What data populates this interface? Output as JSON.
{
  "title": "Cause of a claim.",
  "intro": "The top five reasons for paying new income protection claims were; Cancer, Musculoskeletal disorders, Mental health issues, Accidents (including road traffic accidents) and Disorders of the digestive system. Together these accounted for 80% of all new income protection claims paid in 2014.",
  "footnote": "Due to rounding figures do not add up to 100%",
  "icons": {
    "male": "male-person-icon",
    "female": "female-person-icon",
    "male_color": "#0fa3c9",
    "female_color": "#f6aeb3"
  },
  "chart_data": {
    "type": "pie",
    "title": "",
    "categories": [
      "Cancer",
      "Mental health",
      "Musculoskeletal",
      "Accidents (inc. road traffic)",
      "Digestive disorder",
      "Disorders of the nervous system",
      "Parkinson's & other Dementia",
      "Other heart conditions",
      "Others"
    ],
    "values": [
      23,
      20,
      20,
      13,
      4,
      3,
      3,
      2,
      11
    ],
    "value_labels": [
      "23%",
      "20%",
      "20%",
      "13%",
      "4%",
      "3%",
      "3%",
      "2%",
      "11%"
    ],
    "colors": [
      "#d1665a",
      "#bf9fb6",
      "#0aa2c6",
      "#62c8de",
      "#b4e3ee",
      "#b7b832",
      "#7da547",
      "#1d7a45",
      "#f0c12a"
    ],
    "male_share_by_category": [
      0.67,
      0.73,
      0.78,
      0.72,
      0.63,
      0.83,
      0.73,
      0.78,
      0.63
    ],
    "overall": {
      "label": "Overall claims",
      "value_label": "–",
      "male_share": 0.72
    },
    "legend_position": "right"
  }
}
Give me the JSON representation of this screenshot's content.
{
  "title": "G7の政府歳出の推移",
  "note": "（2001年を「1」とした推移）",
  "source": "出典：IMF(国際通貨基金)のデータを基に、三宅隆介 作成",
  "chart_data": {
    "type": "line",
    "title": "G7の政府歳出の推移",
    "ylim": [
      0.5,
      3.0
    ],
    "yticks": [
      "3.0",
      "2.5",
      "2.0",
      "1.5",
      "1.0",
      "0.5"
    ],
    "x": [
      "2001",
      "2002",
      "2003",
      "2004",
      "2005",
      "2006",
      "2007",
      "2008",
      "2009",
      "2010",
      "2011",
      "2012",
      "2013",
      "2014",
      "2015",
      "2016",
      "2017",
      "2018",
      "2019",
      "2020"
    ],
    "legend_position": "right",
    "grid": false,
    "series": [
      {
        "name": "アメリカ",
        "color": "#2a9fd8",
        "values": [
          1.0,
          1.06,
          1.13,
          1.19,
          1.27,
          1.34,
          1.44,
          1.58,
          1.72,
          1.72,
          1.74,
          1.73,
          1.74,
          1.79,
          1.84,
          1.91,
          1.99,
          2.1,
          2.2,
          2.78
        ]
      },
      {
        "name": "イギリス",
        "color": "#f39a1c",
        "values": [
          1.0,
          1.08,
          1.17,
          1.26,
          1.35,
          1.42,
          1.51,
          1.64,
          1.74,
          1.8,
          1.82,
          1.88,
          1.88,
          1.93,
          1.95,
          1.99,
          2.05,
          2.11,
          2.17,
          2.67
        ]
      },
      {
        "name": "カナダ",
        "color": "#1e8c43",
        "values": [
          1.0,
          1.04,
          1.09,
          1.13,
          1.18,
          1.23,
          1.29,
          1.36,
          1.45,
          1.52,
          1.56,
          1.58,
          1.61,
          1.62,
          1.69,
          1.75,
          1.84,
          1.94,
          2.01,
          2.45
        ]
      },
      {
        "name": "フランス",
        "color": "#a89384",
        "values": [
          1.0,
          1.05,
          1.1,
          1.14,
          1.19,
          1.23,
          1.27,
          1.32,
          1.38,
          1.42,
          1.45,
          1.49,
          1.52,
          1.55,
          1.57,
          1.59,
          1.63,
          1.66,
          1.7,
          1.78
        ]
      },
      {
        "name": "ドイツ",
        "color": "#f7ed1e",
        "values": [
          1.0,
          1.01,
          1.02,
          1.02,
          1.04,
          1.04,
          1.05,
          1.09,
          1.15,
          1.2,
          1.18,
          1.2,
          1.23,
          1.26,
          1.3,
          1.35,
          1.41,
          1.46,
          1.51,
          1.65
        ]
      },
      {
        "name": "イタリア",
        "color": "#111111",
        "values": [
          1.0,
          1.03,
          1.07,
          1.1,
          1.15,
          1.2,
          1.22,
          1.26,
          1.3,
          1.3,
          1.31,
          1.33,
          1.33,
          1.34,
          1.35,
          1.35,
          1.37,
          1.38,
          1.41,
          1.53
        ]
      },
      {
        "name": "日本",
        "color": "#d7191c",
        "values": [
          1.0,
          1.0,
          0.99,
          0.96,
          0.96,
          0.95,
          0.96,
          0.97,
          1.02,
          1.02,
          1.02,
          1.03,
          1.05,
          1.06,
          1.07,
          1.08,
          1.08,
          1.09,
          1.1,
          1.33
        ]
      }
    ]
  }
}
________________
YOUR INSTRUCTIONS
Scan the material above for the string "right" and report each line where you find it.

TASK RESULT
    "legend_position": "right"
    "legend_position": "right",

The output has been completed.